** Begin Provided material **
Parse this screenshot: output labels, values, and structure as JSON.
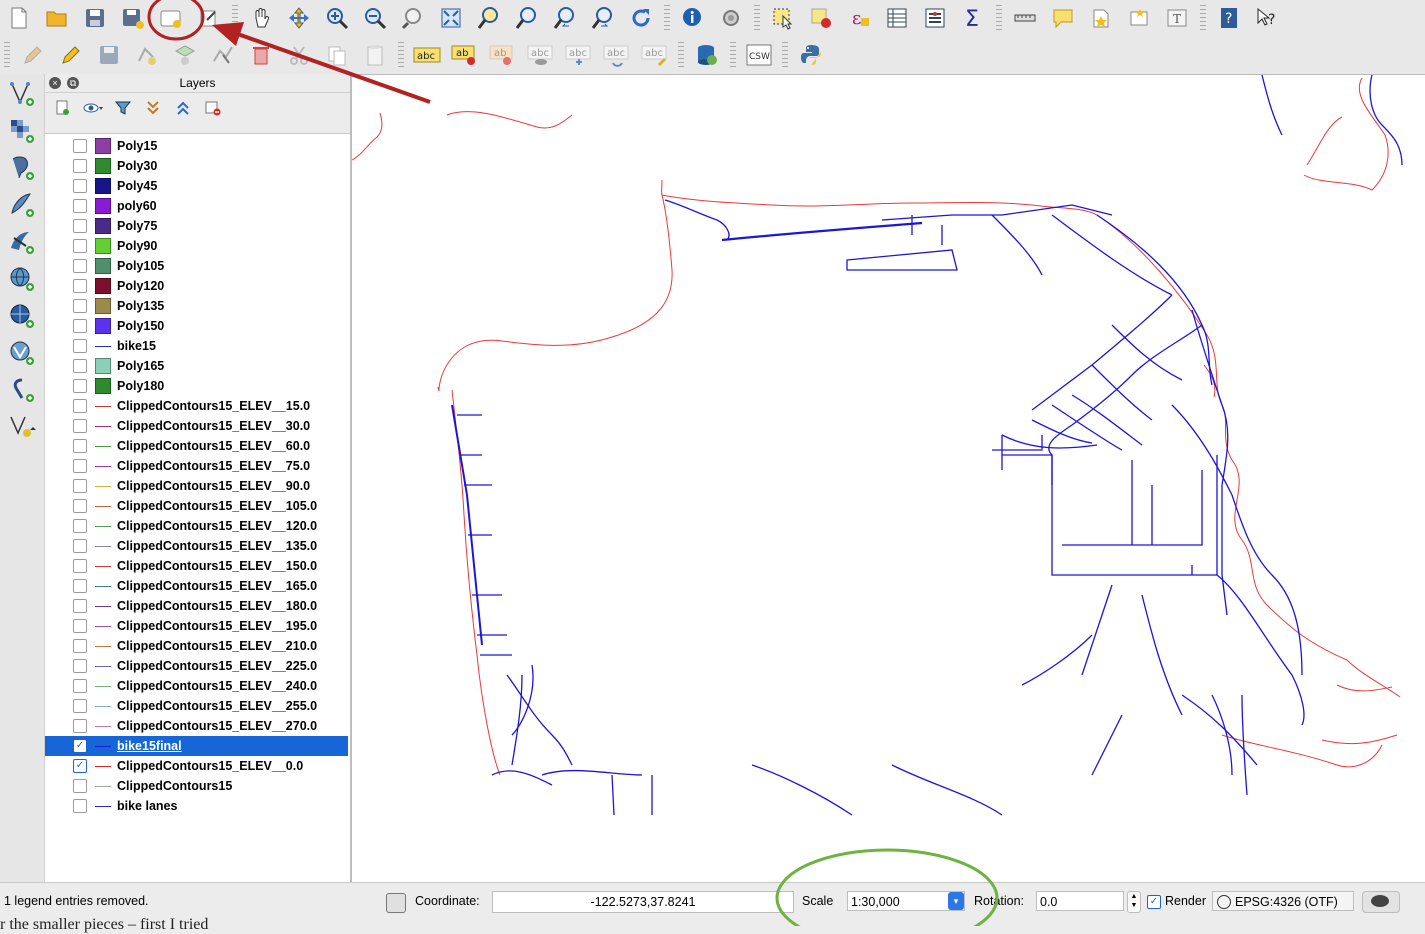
{
  "toolbar_top": {
    "items": [
      "new-project-icon",
      "open-project-icon",
      "save-project-icon",
      "save-as-icon",
      "new-print-composer-icon",
      "composer-manager-icon",
      "pan-icon",
      "pan-to-selection-icon",
      "zoom-in-icon",
      "zoom-out-icon",
      "zoom-actual-icon",
      "zoom-full-icon",
      "zoom-to-selection-icon",
      "zoom-to-layer-icon",
      "zoom-last-icon",
      "zoom-next-icon",
      "refresh-icon",
      "identify-icon",
      "action-icon",
      "select-features-icon",
      "deselect-icon",
      "expression-icon",
      "attribute-table-icon",
      "field-calculator-icon",
      "statistics-icon",
      "measure-icon",
      "map-tips-icon",
      "new-bookmark-icon",
      "show-bookmarks-icon",
      "text-annotation-icon",
      "help-icon",
      "whats-this-icon"
    ]
  },
  "toolbar_second": {
    "items": [
      "toggle-editing-icon",
      "current-edits-icon",
      "save-edits-icon",
      "add-feature-icon",
      "move-feature-icon",
      "node-tool-icon",
      "delete-selected-icon",
      "cut-features-icon",
      "copy-features-icon",
      "paste-features-icon",
      "label-tool-icon",
      "pin-labels-icon",
      "highlight-pinned-icon",
      "show-hide-labels-icon",
      "move-label-icon",
      "rotate-label-icon",
      "change-label-icon",
      "db-manager-icon",
      "csw-icon",
      "python-console-icon"
    ],
    "csw_label": "CSW",
    "abc_label": "abc",
    "ab_label": "ab"
  },
  "left_toolbar": {
    "items": [
      "add-vector-layer-icon",
      "add-raster-layer-icon",
      "add-postgis-layer-icon",
      "add-spatialite-layer-icon",
      "add-mssql-layer-icon",
      "add-wms-layer-icon",
      "add-wcs-layer-icon",
      "add-wfs-layer-icon",
      "add-delimited-text-icon",
      "new-shapefile-icon"
    ]
  },
  "layers_panel": {
    "title": "Layers",
    "layers": [
      {
        "name": "Poly15",
        "type": "fill",
        "color": "#8e3ea6",
        "checked": false
      },
      {
        "name": "Poly30",
        "type": "fill",
        "color": "#2e8b2e",
        "checked": false
      },
      {
        "name": "Poly45",
        "type": "fill",
        "color": "#16168a",
        "checked": false
      },
      {
        "name": "poly60",
        "type": "fill",
        "color": "#8a1ad4",
        "checked": false
      },
      {
        "name": "Poly75",
        "type": "fill",
        "color": "#4b2a8c",
        "checked": false
      },
      {
        "name": "Poly90",
        "type": "fill",
        "color": "#62cf32",
        "checked": false
      },
      {
        "name": "Poly105",
        "type": "fill",
        "color": "#4f8f6a",
        "checked": false
      },
      {
        "name": "Poly120",
        "type": "fill",
        "color": "#7e0f2c",
        "checked": false
      },
      {
        "name": "Poly135",
        "type": "fill",
        "color": "#9b8a4a",
        "checked": false
      },
      {
        "name": "Poly150",
        "type": "fill",
        "color": "#5a32f0",
        "checked": false
      },
      {
        "name": "bike15",
        "type": "line",
        "color": "#2a2ad0",
        "checked": false
      },
      {
        "name": "Poly165",
        "type": "fill",
        "color": "#8ad0b4",
        "checked": false
      },
      {
        "name": "Poly180",
        "type": "fill",
        "color": "#2d8a2d",
        "checked": false
      },
      {
        "name": "ClippedContours15_ELEV__15.0",
        "type": "line",
        "color": "#c23a3a",
        "checked": false
      },
      {
        "name": "ClippedContours15_ELEV__30.0",
        "type": "line",
        "color": "#b0306a",
        "checked": false
      },
      {
        "name": "ClippedContours15_ELEV__60.0",
        "type": "line",
        "color": "#4a9a4a",
        "checked": false
      },
      {
        "name": "ClippedContours15_ELEV__75.0",
        "type": "line",
        "color": "#a23aa2",
        "checked": false
      },
      {
        "name": "ClippedContours15_ELEV__90.0",
        "type": "line",
        "color": "#d4b43a",
        "checked": false
      },
      {
        "name": "ClippedContours15_ELEV__105.0",
        "type": "line",
        "color": "#c06a3a",
        "checked": false
      },
      {
        "name": "ClippedContours15_ELEV__120.0",
        "type": "line",
        "color": "#5a9a5a",
        "checked": false
      },
      {
        "name": "ClippedContours15_ELEV__135.0",
        "type": "line",
        "color": "#8a8aa0",
        "checked": false
      },
      {
        "name": "ClippedContours15_ELEV__150.0",
        "type": "line",
        "color": "#d43a3a",
        "checked": false
      },
      {
        "name": "ClippedContours15_ELEV__165.0",
        "type": "line",
        "color": "#3a8a7a",
        "checked": false
      },
      {
        "name": "ClippedContours15_ELEV__180.0",
        "type": "line",
        "color": "#7a3a8a",
        "checked": false
      },
      {
        "name": "ClippedContours15_ELEV__195.0",
        "type": "line",
        "color": "#9a5ab0",
        "checked": false
      },
      {
        "name": "ClippedContours15_ELEV__210.0",
        "type": "line",
        "color": "#c07a3a",
        "checked": false
      },
      {
        "name": "ClippedContours15_ELEV__225.0",
        "type": "line",
        "color": "#6a6ab0",
        "checked": false
      },
      {
        "name": "ClippedContours15_ELEV__240.0",
        "type": "line",
        "color": "#7ab07a",
        "checked": false
      },
      {
        "name": "ClippedContours15_ELEV__255.0",
        "type": "line",
        "color": "#8ab0c0",
        "checked": false
      },
      {
        "name": "ClippedContours15_ELEV__270.0",
        "type": "line",
        "color": "#c07a9a",
        "checked": false
      },
      {
        "name": "bike15final",
        "type": "line",
        "color": "#1a1ad0",
        "checked": true,
        "selected": true
      },
      {
        "name": "ClippedContours15_ELEV__0.0",
        "type": "line",
        "color": "#d42a2a",
        "checked": true
      },
      {
        "name": "ClippedContours15",
        "type": "line",
        "color": "#9ab0a0",
        "checked": false
      },
      {
        "name": "bike lanes",
        "type": "line",
        "color": "#2a2ac8",
        "checked": false
      }
    ]
  },
  "map": {
    "bike_color": "#1c16d6",
    "contour_color": "#e83a3a"
  },
  "statusbar": {
    "message": "1 legend entries removed.",
    "coordinate_label": "Coordinate:",
    "coordinate_value": "-122.5273,37.8241",
    "scale_label": "Scale",
    "scale_value": "1:30,000",
    "rotation_label": "Rotation:",
    "rotation_value": "0.0",
    "render_label": "Render",
    "render_checked": true,
    "crs_label": "EPSG:4326 (OTF)"
  },
  "below_text": "r the smaller pieces – first I tried",
  "annotations": {
    "circle_color": "#b22222",
    "arrow_color": "#b22222",
    "scale_circle_color": "#6db33f"
  }
}
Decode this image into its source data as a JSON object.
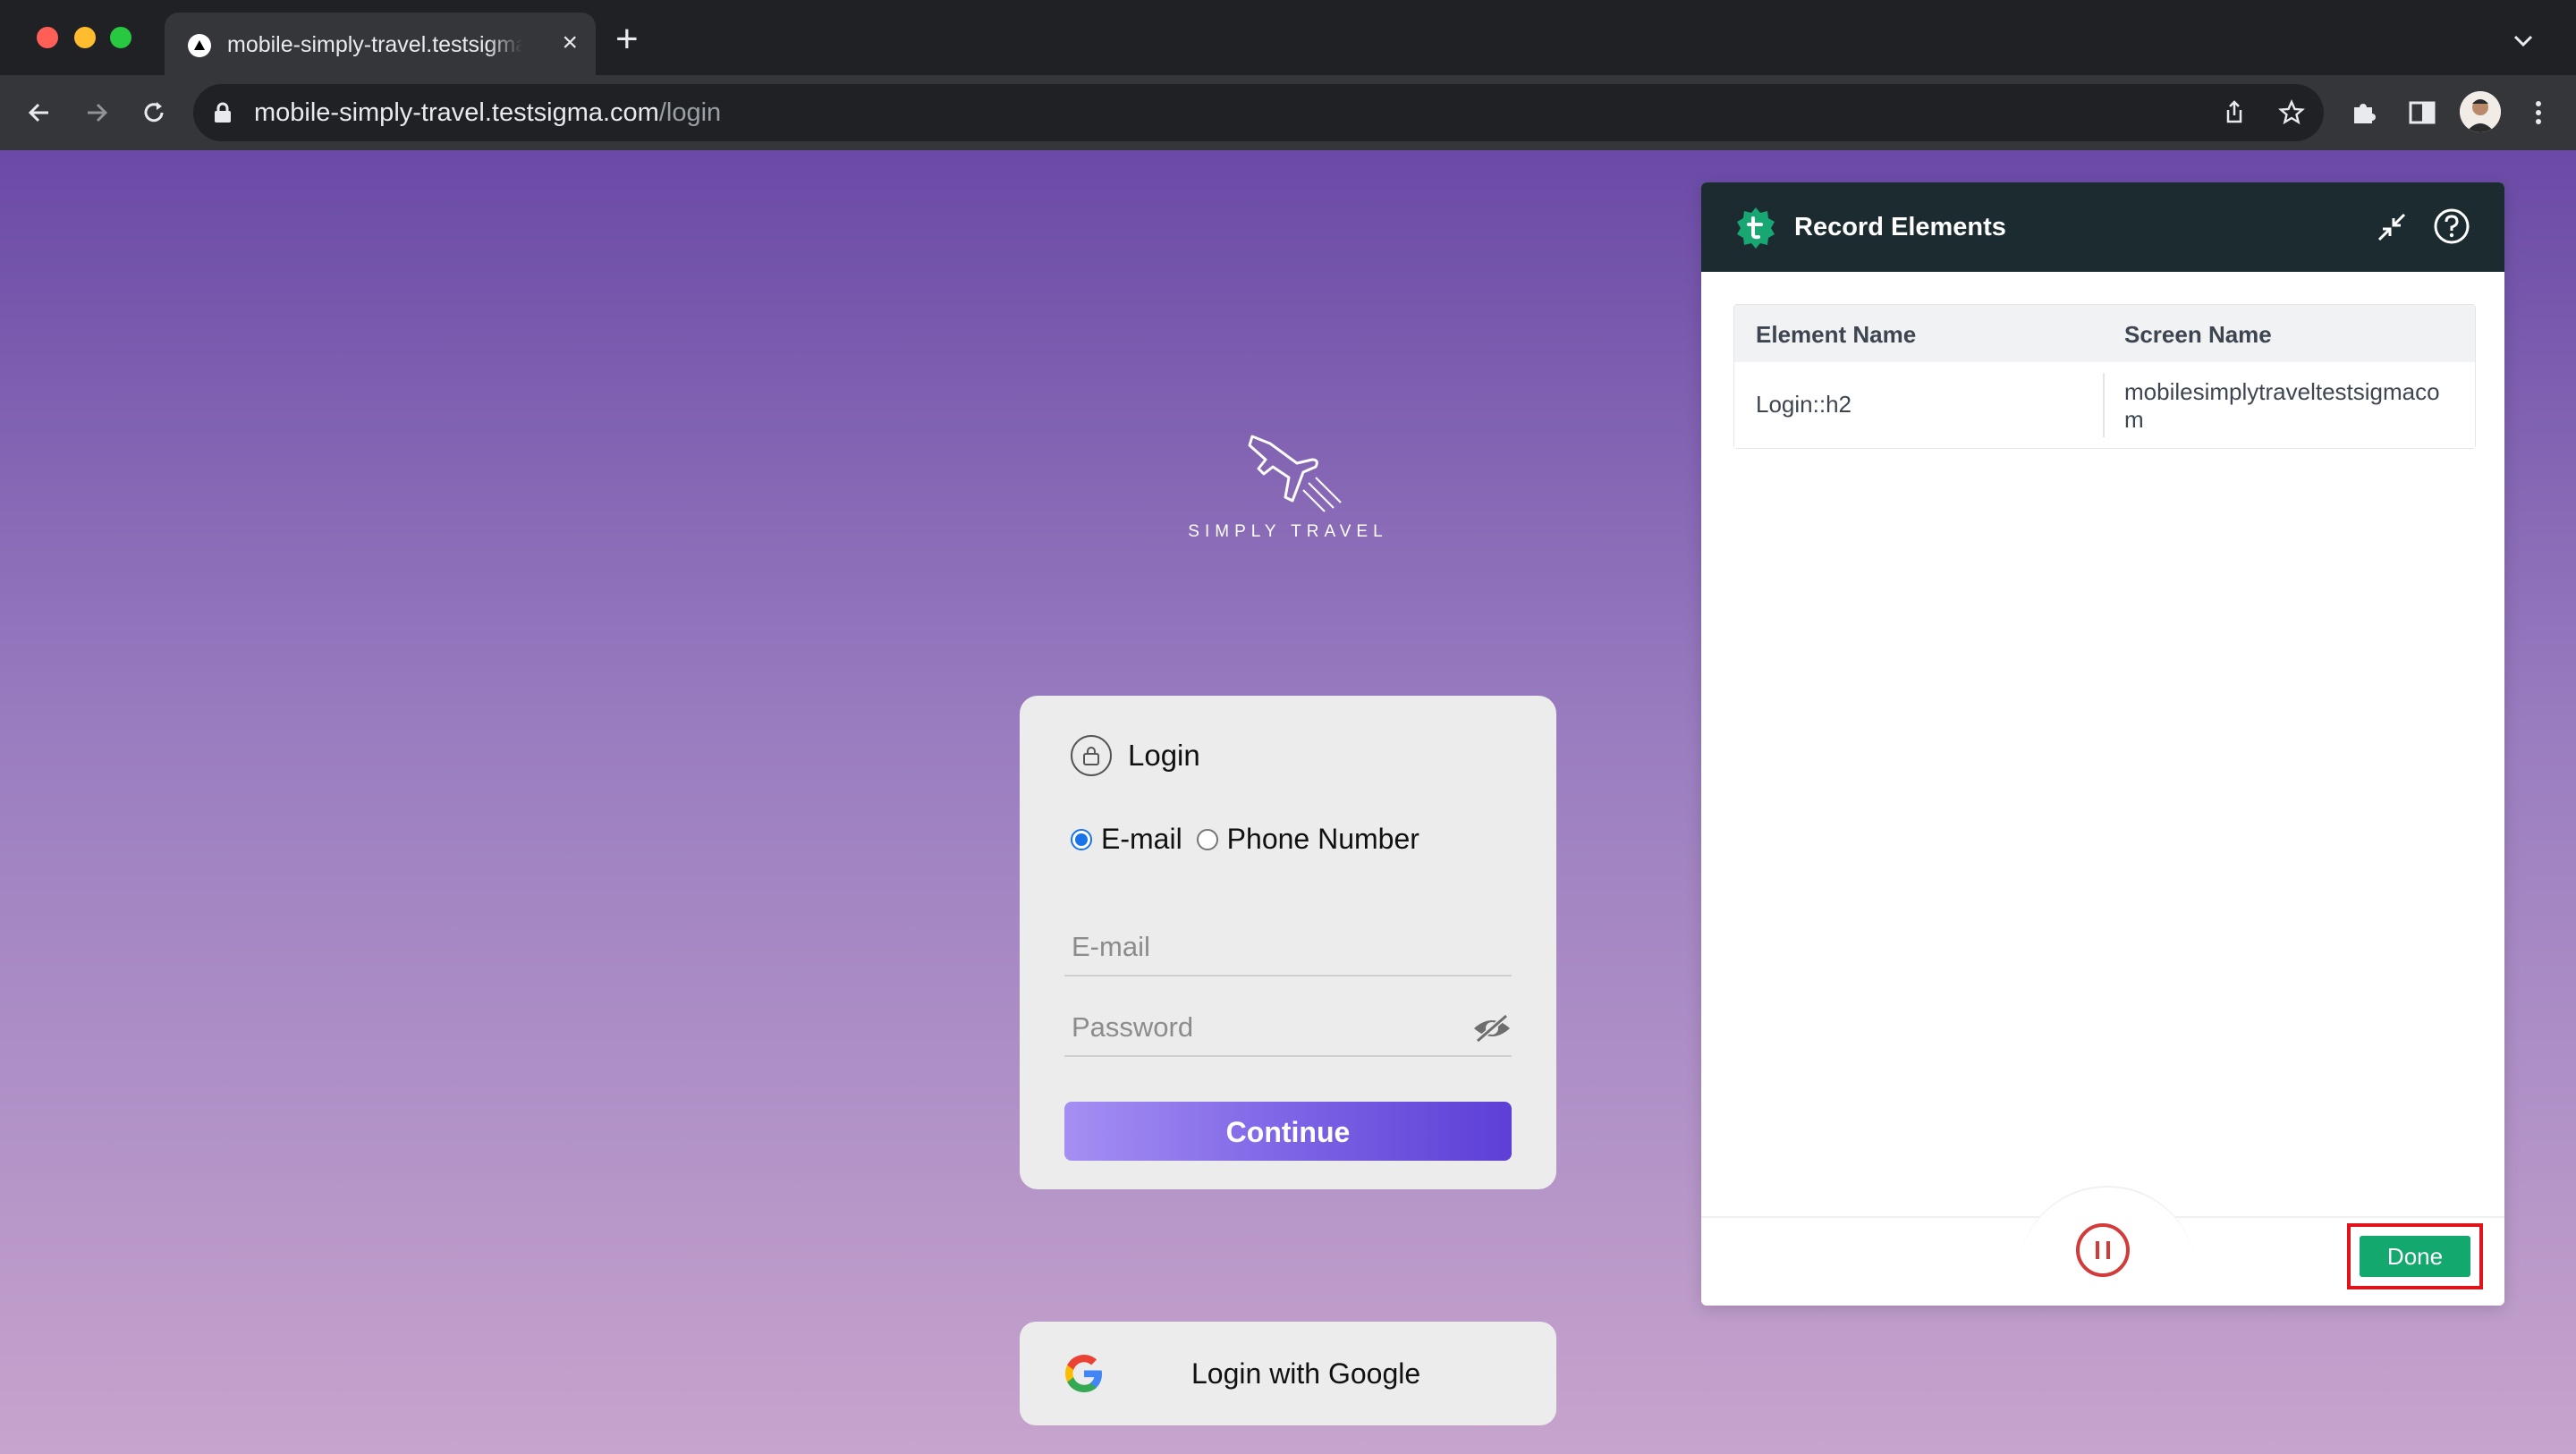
** End Provided material **
## Stated goal
All the lines above are to be reproduced exactly, except the pictures.

## Answer to the exercise
Parse this screenshot: output labels, values, and structure as JSON.
{
  "toolbar_top": {
    "items": [
      "new-project-icon",
      "open-project-icon",
      "save-project-icon",
      "save-as-icon",
      "new-print-composer-icon",
      "composer-manager-icon",
      "pan-icon",
      "pan-to-selection-icon",
      "zoom-in-icon",
      "zoom-out-icon",
      "zoom-actual-icon",
      "zoom-full-icon",
      "zoom-to-selection-icon",
      "zoom-to-layer-icon",
      "zoom-last-icon",
      "zoom-next-icon",
      "refresh-icon",
      "identify-icon",
      "action-icon",
      "select-features-icon",
      "deselect-icon",
      "expression-icon",
      "attribute-table-icon",
      "field-calculator-icon",
      "statistics-icon",
      "measure-icon",
      "map-tips-icon",
      "new-bookmark-icon",
      "show-bookmarks-icon",
      "text-annotation-icon",
      "help-icon",
      "whats-this-icon"
    ]
  },
  "toolbar_second": {
    "items": [
      "toggle-editing-icon",
      "current-edits-icon",
      "save-edits-icon",
      "add-feature-icon",
      "move-feature-icon",
      "node-tool-icon",
      "delete-selected-icon",
      "cut-features-icon",
      "copy-features-icon",
      "paste-features-icon",
      "label-tool-icon",
      "pin-labels-icon",
      "highlight-pinned-icon",
      "show-hide-labels-icon",
      "move-label-icon",
      "rotate-label-icon",
      "change-label-icon",
      "db-manager-icon",
      "csw-icon",
      "python-console-icon"
    ],
    "csw_label": "CSW",
    "abc_label": "abc",
    "ab_label": "ab"
  },
  "left_toolbar": {
    "items": [
      "add-vector-layer-icon",
      "add-raster-layer-icon",
      "add-postgis-layer-icon",
      "add-spatialite-layer-icon",
      "add-mssql-layer-icon",
      "add-wms-layer-icon",
      "add-wcs-layer-icon",
      "add-wfs-layer-icon",
      "add-delimited-text-icon",
      "new-shapefile-icon"
    ]
  },
  "layers_panel": {
    "title": "Layers",
    "layers": [
      {
        "name": "Poly15",
        "type": "fill",
        "color": "#8e3ea6",
        "checked": false
      },
      {
        "name": "Poly30",
        "type": "fill",
        "color": "#2e8b2e",
        "checked": false
      },
      {
        "name": "Poly45",
        "type": "fill",
        "color": "#16168a",
        "checked": false
      },
      {
        "name": "poly60",
        "type": "fill",
        "color": "#8a1ad4",
        "checked": false
      },
      {
        "name": "Poly75",
        "type": "fill",
        "color": "#4b2a8c",
        "checked": false
      },
      {
        "name": "Poly90",
        "type": "fill",
        "color": "#62cf32",
        "checked": false
      },
      {
        "name": "Poly105",
        "type": "fill",
        "color": "#4f8f6a",
        "checked": false
      },
      {
        "name": "Poly120",
        "type": "fill",
        "color": "#7e0f2c",
        "checked": false
      },
      {
        "name": "Poly135",
        "type": "fill",
        "color": "#9b8a4a",
        "checked": false
      },
      {
        "name": "Poly150",
        "type": "fill",
        "color": "#5a32f0",
        "checked": false
      },
      {
        "name": "bike15",
        "type": "line",
        "color": "#2a2ad0",
        "checked": false
      },
      {
        "name": "Poly165",
        "type": "fill",
        "color": "#8ad0b4",
        "checked": false
      },
      {
        "name": "Poly180",
        "type": "fill",
        "color": "#2d8a2d",
        "checked": false
      },
      {
        "name": "ClippedContours15_ELEV__15.0",
        "type": "line",
        "color": "#c23a3a",
        "checked": false
      },
      {
        "name": "ClippedContours15_ELEV__30.0",
        "type": "line",
        "color": "#b0306a",
        "checked": false
      },
      {
        "name": "ClippedContours15_ELEV__60.0",
        "type": "line",
        "color": "#4a9a4a",
        "checked": false
      },
      {
        "name": "ClippedContours15_ELEV__75.0",
        "type": "line",
        "color": "#a23aa2",
        "checked": false
      },
      {
        "name": "ClippedContours15_ELEV__90.0",
        "type": "line",
        "color": "#d4b43a",
        "checked": false
      },
      {
        "name": "ClippedContours15_ELEV__105.0",
        "type": "line",
        "color": "#c06a3a",
        "checked": false
      },
      {
        "name": "ClippedContours15_ELEV__120.0",
        "type": "line",
        "color": "#5a9a5a",
        "checked": false
      },
      {
        "name": "ClippedContours15_ELEV__135.0",
        "type": "line",
        "color": "#8a8aa0",
        "checked": false
      },
      {
        "name": "ClippedContours15_ELEV__150.0",
        "type": "line",
        "color": "#d43a3a",
        "checked": false
      },
      {
        "name": "ClippedContours15_ELEV__165.0",
        "type": "line",
        "color": "#3a8a7a",
        "checked": false
      },
      {
        "name": "ClippedContours15_ELEV__180.0",
        "type": "line",
        "color": "#7a3a8a",
        "checked": false
      },
      {
        "name": "ClippedContours15_ELEV__195.0",
        "type": "line",
        "color": "#9a5ab0",
        "checked": false
      },
      {
        "name": "ClippedContours15_ELEV__210.0",
        "type": "line",
        "color": "#c07a3a",
        "checked": false
      },
      {
        "name": "ClippedContours15_ELEV__225.0",
        "type": "line",
        "color": "#6a6ab0",
        "checked": false
      },
      {
        "name": "ClippedContours15_ELEV__240.0",
        "type": "line",
        "color": "#7ab07a",
        "checked": false
      },
      {
        "name": "ClippedContours15_ELEV__255.0",
        "type": "line",
        "color": "#8ab0c0",
        "checked": false
      },
      {
        "name": "ClippedContours15_ELEV__270.0",
        "type": "line",
        "color": "#c07a9a",
        "checked": false
      },
      {
        "name": "bike15final",
        "type": "line",
        "color": "#1a1ad0",
        "checked": true,
        "selected": true
      },
      {
        "name": "ClippedContours15_ELEV__0.0",
        "type": "line",
        "color": "#d42a2a",
        "checked": true
      },
      {
        "name": "ClippedContours15",
        "type": "line",
        "color": "#9ab0a0",
        "checked": false
      },
      {
        "name": "bike lanes",
        "type": "line",
        "color": "#2a2ac8",
        "checked": false
      }
    ]
  },
  "map": {
    "bike_color": "#1c16d6",
    "contour_color": "#e83a3a"
  },
  "statusbar": {
    "message": "1 legend entries removed.",
    "coordinate_label": "Coordinate:",
    "coordinate_value": "-122.5273,37.8241",
    "scale_label": "Scale",
    "scale_value": "1:30,000",
    "rotation_label": "Rotation:",
    "rotation_value": "0.0",
    "render_label": "Render",
    "render_checked": true,
    "crs_label": "EPSG:4326 (OTF)"
  },
  "below_text": "r the smaller pieces – first I tried",
  "annotations": {
    "circle_color": "#b22222",
    "arrow_color": "#b22222",
    "scale_circle_color": "#6db33f"
  }
}
Decode this image into its source data as a JSON object.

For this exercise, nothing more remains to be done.